◆ **WHAT IS BEING ASKED**
Return all of the data exactly, with nothing left out but the pictures.

◆ **INPUT**
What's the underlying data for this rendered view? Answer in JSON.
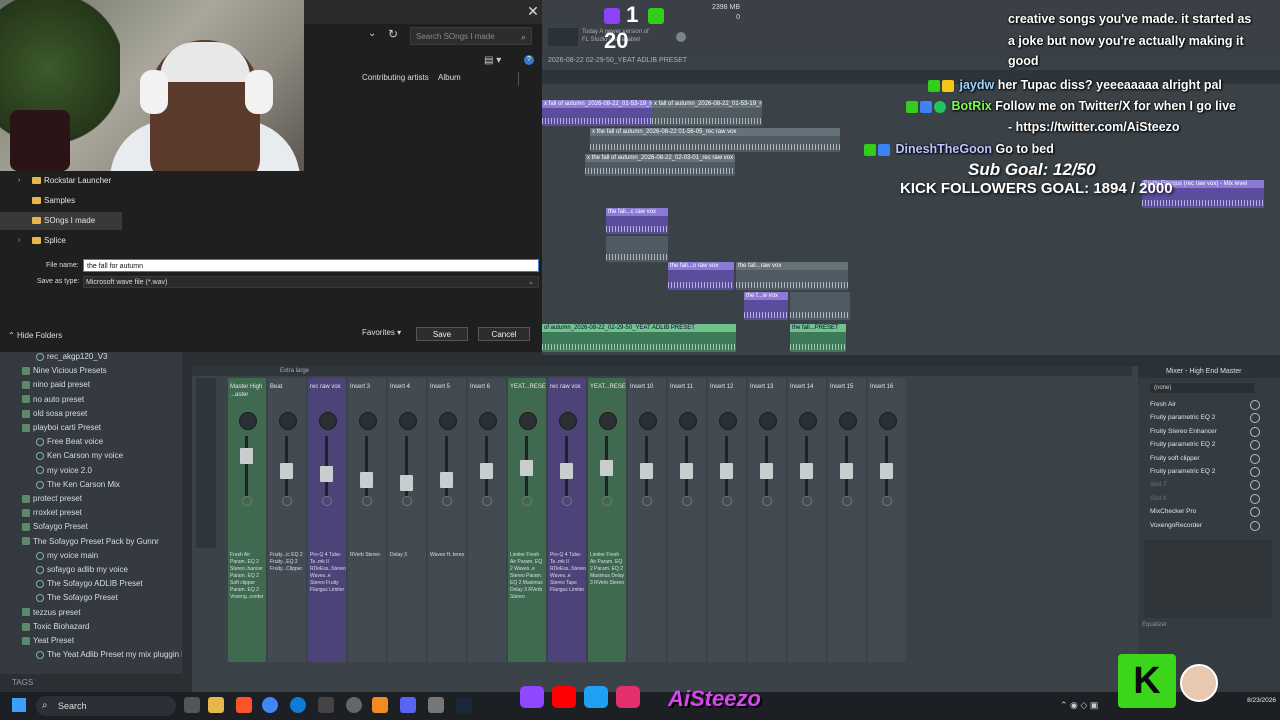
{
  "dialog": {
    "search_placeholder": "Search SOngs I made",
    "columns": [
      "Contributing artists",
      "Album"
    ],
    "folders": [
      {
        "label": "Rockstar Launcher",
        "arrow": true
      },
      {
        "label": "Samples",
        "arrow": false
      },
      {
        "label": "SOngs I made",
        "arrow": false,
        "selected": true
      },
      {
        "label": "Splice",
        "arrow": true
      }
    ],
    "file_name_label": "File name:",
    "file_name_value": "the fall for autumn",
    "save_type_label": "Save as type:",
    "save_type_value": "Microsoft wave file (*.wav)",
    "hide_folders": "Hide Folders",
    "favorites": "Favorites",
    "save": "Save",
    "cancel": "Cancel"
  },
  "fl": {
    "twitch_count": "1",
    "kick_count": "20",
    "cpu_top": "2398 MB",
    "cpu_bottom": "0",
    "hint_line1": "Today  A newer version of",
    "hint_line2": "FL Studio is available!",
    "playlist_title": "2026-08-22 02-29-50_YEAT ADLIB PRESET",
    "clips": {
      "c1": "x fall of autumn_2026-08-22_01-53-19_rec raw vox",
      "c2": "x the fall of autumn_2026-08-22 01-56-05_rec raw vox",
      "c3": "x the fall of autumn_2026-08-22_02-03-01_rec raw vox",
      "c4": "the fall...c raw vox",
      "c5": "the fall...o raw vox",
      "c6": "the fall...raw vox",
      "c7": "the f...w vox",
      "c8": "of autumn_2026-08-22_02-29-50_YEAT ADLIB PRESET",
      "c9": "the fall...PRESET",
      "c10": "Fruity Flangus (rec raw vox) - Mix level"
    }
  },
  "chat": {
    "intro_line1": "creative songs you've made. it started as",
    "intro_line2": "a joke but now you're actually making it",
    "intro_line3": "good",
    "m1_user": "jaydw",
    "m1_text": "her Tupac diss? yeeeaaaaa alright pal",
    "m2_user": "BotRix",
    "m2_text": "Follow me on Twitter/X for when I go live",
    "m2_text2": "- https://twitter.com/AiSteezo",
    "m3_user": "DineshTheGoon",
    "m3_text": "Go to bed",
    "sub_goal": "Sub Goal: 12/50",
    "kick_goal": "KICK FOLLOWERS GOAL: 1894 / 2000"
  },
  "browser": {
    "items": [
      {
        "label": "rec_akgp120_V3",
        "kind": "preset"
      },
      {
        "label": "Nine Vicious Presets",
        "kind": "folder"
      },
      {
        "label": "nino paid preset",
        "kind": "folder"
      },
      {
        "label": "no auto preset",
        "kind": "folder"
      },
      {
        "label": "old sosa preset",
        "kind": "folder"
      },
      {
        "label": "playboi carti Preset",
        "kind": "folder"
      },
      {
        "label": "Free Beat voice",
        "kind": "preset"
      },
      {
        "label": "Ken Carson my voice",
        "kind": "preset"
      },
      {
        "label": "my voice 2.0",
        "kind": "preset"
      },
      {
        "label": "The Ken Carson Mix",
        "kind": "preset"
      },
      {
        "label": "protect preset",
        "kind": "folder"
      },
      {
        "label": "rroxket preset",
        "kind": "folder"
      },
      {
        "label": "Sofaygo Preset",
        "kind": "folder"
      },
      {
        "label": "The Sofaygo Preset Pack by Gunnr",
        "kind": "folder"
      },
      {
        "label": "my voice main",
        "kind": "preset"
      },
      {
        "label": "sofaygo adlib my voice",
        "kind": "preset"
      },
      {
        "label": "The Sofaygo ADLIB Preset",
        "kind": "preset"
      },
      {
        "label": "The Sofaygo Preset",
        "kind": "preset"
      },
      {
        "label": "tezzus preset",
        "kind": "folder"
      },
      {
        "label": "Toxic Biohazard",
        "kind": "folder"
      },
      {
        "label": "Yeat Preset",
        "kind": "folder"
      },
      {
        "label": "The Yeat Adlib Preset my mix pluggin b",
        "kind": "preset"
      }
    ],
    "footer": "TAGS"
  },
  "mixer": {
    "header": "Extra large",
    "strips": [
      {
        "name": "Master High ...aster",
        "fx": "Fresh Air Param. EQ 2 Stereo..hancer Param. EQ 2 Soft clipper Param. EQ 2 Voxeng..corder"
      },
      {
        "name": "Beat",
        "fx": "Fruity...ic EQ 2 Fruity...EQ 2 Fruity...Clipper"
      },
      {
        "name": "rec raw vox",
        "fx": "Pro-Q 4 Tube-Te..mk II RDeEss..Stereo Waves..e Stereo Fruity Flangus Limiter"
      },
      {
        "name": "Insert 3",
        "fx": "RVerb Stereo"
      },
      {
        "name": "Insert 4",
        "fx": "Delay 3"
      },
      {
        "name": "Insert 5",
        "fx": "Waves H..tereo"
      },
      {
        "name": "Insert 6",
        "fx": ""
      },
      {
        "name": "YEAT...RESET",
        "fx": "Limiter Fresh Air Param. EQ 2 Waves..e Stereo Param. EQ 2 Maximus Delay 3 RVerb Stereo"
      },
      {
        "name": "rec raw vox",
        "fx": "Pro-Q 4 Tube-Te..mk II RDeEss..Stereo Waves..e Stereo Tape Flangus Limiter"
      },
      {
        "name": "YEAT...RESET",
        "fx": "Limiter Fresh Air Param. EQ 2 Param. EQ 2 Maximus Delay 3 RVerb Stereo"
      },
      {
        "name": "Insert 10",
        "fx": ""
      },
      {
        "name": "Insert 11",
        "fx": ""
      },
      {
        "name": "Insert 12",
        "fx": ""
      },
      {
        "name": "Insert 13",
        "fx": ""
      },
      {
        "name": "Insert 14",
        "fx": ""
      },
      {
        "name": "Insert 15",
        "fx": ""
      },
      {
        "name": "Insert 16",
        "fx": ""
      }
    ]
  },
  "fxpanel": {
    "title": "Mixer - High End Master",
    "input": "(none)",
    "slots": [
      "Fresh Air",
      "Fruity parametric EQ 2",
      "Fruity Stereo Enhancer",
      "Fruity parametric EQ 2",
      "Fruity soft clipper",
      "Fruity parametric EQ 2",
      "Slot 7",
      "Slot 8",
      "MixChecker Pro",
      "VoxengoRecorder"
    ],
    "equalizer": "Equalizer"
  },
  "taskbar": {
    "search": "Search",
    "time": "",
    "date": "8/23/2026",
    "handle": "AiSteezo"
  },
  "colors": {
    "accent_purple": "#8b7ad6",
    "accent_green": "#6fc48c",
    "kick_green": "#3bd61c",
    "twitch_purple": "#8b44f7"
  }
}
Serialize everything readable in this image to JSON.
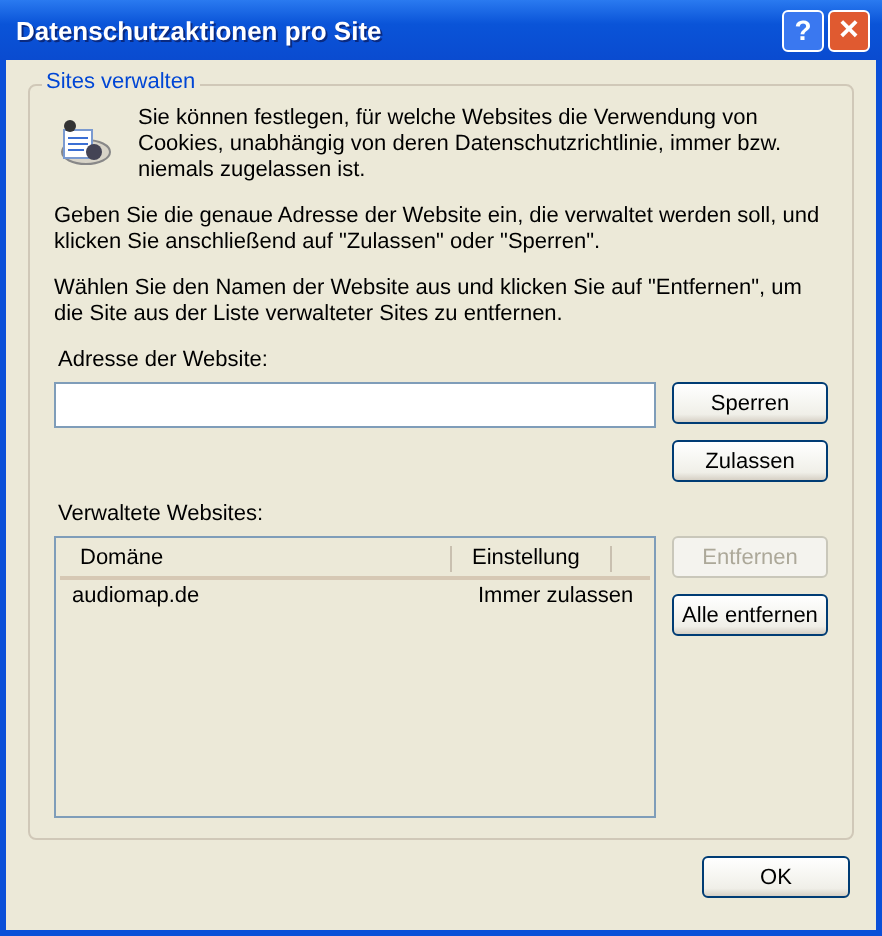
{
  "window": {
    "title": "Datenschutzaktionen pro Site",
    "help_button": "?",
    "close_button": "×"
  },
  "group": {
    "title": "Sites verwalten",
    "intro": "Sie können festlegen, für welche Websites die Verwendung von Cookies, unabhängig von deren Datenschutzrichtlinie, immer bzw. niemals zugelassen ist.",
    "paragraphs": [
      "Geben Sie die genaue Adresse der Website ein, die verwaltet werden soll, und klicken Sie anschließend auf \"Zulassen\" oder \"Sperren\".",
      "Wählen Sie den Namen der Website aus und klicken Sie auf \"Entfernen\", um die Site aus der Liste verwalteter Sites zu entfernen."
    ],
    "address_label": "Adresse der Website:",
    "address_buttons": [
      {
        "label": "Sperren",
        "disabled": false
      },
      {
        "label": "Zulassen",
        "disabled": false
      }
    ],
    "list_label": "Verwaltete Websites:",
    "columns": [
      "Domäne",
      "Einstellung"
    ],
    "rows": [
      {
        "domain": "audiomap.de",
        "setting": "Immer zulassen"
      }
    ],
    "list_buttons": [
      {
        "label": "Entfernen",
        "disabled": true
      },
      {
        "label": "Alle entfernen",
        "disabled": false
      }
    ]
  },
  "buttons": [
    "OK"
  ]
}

◆ **TASK ANSWER**
What's the underlying data for this rendered view? Answer in JSON.
{
  "dialog": {
    "search_placeholder": "Search SOngs I made",
    "columns": [
      "Contributing artists",
      "Album"
    ],
    "folders": [
      {
        "label": "Rockstar Launcher",
        "arrow": true
      },
      {
        "label": "Samples",
        "arrow": false
      },
      {
        "label": "SOngs I made",
        "arrow": false,
        "selected": true
      },
      {
        "label": "Splice",
        "arrow": true
      }
    ],
    "file_name_label": "File name:",
    "file_name_value": "the fall for autumn",
    "save_type_label": "Save as type:",
    "save_type_value": "Microsoft wave file (*.wav)",
    "hide_folders": "Hide Folders",
    "favorites": "Favorites",
    "save": "Save",
    "cancel": "Cancel"
  },
  "fl": {
    "twitch_count": "1",
    "kick_count": "20",
    "cpu_top": "2398 MB",
    "cpu_bottom": "0",
    "hint_line1": "Today  A newer version of",
    "hint_line2": "FL Studio is available!",
    "playlist_title": "2026-08-22 02-29-50_YEAT ADLIB PRESET",
    "clips": {
      "c1": "x fall of autumn_2026-08-22_01-53-19_rec raw vox",
      "c2": "x the fall of autumn_2026-08-22 01-56-05_rec raw vox",
      "c3": "x the fall of autumn_2026-08-22_02-03-01_rec raw vox",
      "c4": "the fall...c raw vox",
      "c5": "the fall...o raw vox",
      "c6": "the fall...raw vox",
      "c7": "the f...w vox",
      "c8": "of autumn_2026-08-22_02-29-50_YEAT ADLIB PRESET",
      "c9": "the fall...PRESET",
      "c10": "Fruity Flangus (rec raw vox) - Mix level"
    }
  },
  "chat": {
    "intro_line1": "creative songs you've made. it started as",
    "intro_line2": "a joke but now you're actually making it",
    "intro_line3": "good",
    "m1_user": "jaydw",
    "m1_text": "her Tupac diss? yeeeaaaaa alright pal",
    "m2_user": "BotRix",
    "m2_text": "Follow me on Twitter/X for when I go live",
    "m2_text2": "- https://twitter.com/AiSteezo",
    "m3_user": "DineshTheGoon",
    "m3_text": "Go to bed",
    "sub_goal": "Sub Goal: 12/50",
    "kick_goal": "KICK FOLLOWERS GOAL: 1894 / 2000"
  },
  "browser": {
    "items": [
      {
        "label": "rec_akgp120_V3",
        "kind": "preset"
      },
      {
        "label": "Nine Vicious Presets",
        "kind": "folder"
      },
      {
        "label": "nino paid preset",
        "kind": "folder"
      },
      {
        "label": "no auto preset",
        "kind": "folder"
      },
      {
        "label": "old sosa preset",
        "kind": "folder"
      },
      {
        "label": "playboi carti Preset",
        "kind": "folder"
      },
      {
        "label": "Free Beat voice",
        "kind": "preset"
      },
      {
        "label": "Ken Carson my voice",
        "kind": "preset"
      },
      {
        "label": "my voice 2.0",
        "kind": "preset"
      },
      {
        "label": "The Ken Carson Mix",
        "kind": "preset"
      },
      {
        "label": "protect preset",
        "kind": "folder"
      },
      {
        "label": "rroxket preset",
        "kind": "folder"
      },
      {
        "label": "Sofaygo Preset",
        "kind": "folder"
      },
      {
        "label": "The Sofaygo Preset Pack by Gunnr",
        "kind": "folder"
      },
      {
        "label": "my voice main",
        "kind": "preset"
      },
      {
        "label": "sofaygo adlib my voice",
        "kind": "preset"
      },
      {
        "label": "The Sofaygo ADLIB Preset",
        "kind": "preset"
      },
      {
        "label": "The Sofaygo Preset",
        "kind": "preset"
      },
      {
        "label": "tezzus preset",
        "kind": "folder"
      },
      {
        "label": "Toxic Biohazard",
        "kind": "folder"
      },
      {
        "label": "Yeat Preset",
        "kind": "folder"
      },
      {
        "label": "The Yeat Adlib Preset my mix pluggin b",
        "kind": "preset"
      }
    ],
    "footer": "TAGS"
  },
  "mixer": {
    "header": "Extra large",
    "strips": [
      {
        "name": "Master High ...aster",
        "fx": "Fresh Air Param. EQ 2 Stereo..hancer Param. EQ 2 Soft clipper Param. EQ 2 Voxeng..corder"
      },
      {
        "name": "Beat",
        "fx": "Fruity...ic EQ 2 Fruity...EQ 2 Fruity...Clipper"
      },
      {
        "name": "rec raw vox",
        "fx": "Pro-Q 4 Tube-Te..mk II RDeEss..Stereo Waves..e Stereo Fruity Flangus Limiter"
      },
      {
        "name": "Insert 3",
        "fx": "RVerb Stereo"
      },
      {
        "name": "Insert 4",
        "fx": "Delay 3"
      },
      {
        "name": "Insert 5",
        "fx": "Waves H..tereo"
      },
      {
        "name": "Insert 6",
        "fx": ""
      },
      {
        "name": "YEAT...RESET",
        "fx": "Limiter Fresh Air Param. EQ 2 Waves..e Stereo Param. EQ 2 Maximus Delay 3 RVerb Stereo"
      },
      {
        "name": "rec raw vox",
        "fx": "Pro-Q 4 Tube-Te..mk II RDeEss..Stereo Waves..e Stereo Tape Flangus Limiter"
      },
      {
        "name": "YEAT...RESET",
        "fx": "Limiter Fresh Air Param. EQ 2 Param. EQ 2 Maximus Delay 3 RVerb Stereo"
      },
      {
        "name": "Insert 10",
        "fx": ""
      },
      {
        "name": "Insert 11",
        "fx": ""
      },
      {
        "name": "Insert 12",
        "fx": ""
      },
      {
        "name": "Insert 13",
        "fx": ""
      },
      {
        "name": "Insert 14",
        "fx": ""
      },
      {
        "name": "Insert 15",
        "fx": ""
      },
      {
        "name": "Insert 16",
        "fx": ""
      }
    ]
  },
  "fxpanel": {
    "title": "Mixer - High End Master",
    "input": "(none)",
    "slots": [
      "Fresh Air",
      "Fruity parametric EQ 2",
      "Fruity Stereo Enhancer",
      "Fruity parametric EQ 2",
      "Fruity soft clipper",
      "Fruity parametric EQ 2",
      "Slot 7",
      "Slot 8",
      "MixChecker Pro",
      "VoxengoRecorder"
    ],
    "equalizer": "Equalizer"
  },
  "taskbar": {
    "search": "Search",
    "time": "",
    "date": "8/23/2026",
    "handle": "AiSteezo"
  },
  "colors": {
    "accent_purple": "#8b7ad6",
    "accent_green": "#6fc48c",
    "kick_green": "#3bd61c",
    "twitch_purple": "#8b44f7"
  }
}
Serialize everything readable in this image to JSON.
{
  "window": {
    "title": "Datenschutzaktionen pro Site",
    "help_button": "?",
    "close_button": "×"
  },
  "group": {
    "title": "Sites verwalten",
    "intro": "Sie können festlegen, für welche Websites die Verwendung von Cookies, unabhängig von deren Datenschutzrichtlinie, immer bzw. niemals zugelassen ist.",
    "paragraphs": [
      "Geben Sie die genaue Adresse der Website ein, die verwaltet werden soll, und klicken Sie anschließend auf \"Zulassen\" oder \"Sperren\".",
      "Wählen Sie den Namen der Website aus und klicken Sie auf \"Entfernen\", um die Site aus der Liste verwalteter Sites zu entfernen."
    ],
    "address_label": "Adresse der Website:",
    "address_buttons": [
      {
        "label": "Sperren",
        "disabled": false
      },
      {
        "label": "Zulassen",
        "disabled": false
      }
    ],
    "list_label": "Verwaltete Websites:",
    "columns": [
      "Domäne",
      "Einstellung"
    ],
    "rows": [
      {
        "domain": "audiomap.de",
        "setting": "Immer zulassen"
      }
    ],
    "list_buttons": [
      {
        "label": "Entfernen",
        "disabled": true
      },
      {
        "label": "Alle entfernen",
        "disabled": false
      }
    ]
  },
  "buttons": [
    "OK"
  ]
}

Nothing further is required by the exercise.